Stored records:

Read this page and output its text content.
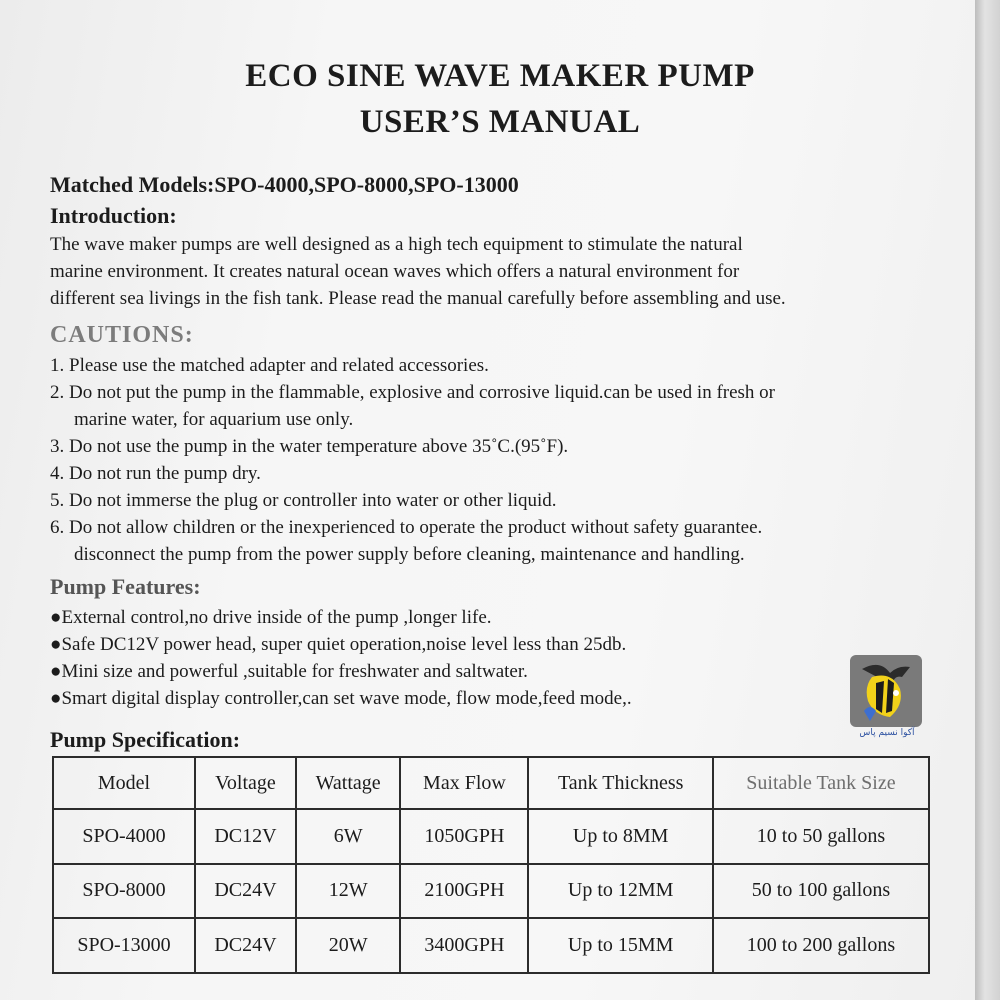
ECO SINE WAVE MAKER PUMP
USER’S MANUAL
Matched Models:SPO-4000,SPO-8000,SPO-13000
Introduction:
The wave maker pumps are well designed as a high tech equipment to stimulate the natural
marine environment. It creates natural ocean waves which offers a natural environment for
different sea livings in the fish tank. Please read the manual carefully before assembling and use.
CAUTIONS:
1. Please use the matched adapter and related accessories.
2. Do not put the pump in the flammable, explosive and corrosive liquid.can be used in fresh or
marine water, for aquarium use only.
3. Do not use the pump in the water temperature above 35˚C.(95˚F).
4. Do not run the pump dry.
5. Do not immerse the plug or controller into water or other liquid.
6. Do not allow children or the inexperienced to operate the product without safety guarantee.
disconnect the pump from the power supply before cleaning, maintenance and handling.
Pump Features:
●External control,no drive inside of the pump ,longer life.
●Safe DC12V power head, super quiet operation,noise level less than 25db.
●Mini size and powerful ,suitable for freshwater and saltwater.
●Smart digital display controller,can set wave mode, flow mode,feed mode,.
Pump Specification:
Model	Voltage	Wattage	Max Flow	Tank Thickness	Suitable Tank Size
SPO-4000	DC12V	6W	1050GPH	Up to 8MM	10 to 50 gallons
SPO-8000	DC24V	12W	2100GPH	Up to 12MM	50 to 100 gallons
SPO-13000	DC24V	20W	3400GPH	Up to 15MM	100 to 200 gallons
آکوا نسیم پاس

Set task: Look through the material above and work out how many of its lines contain "liquid". State the number only.

Expected answer: 2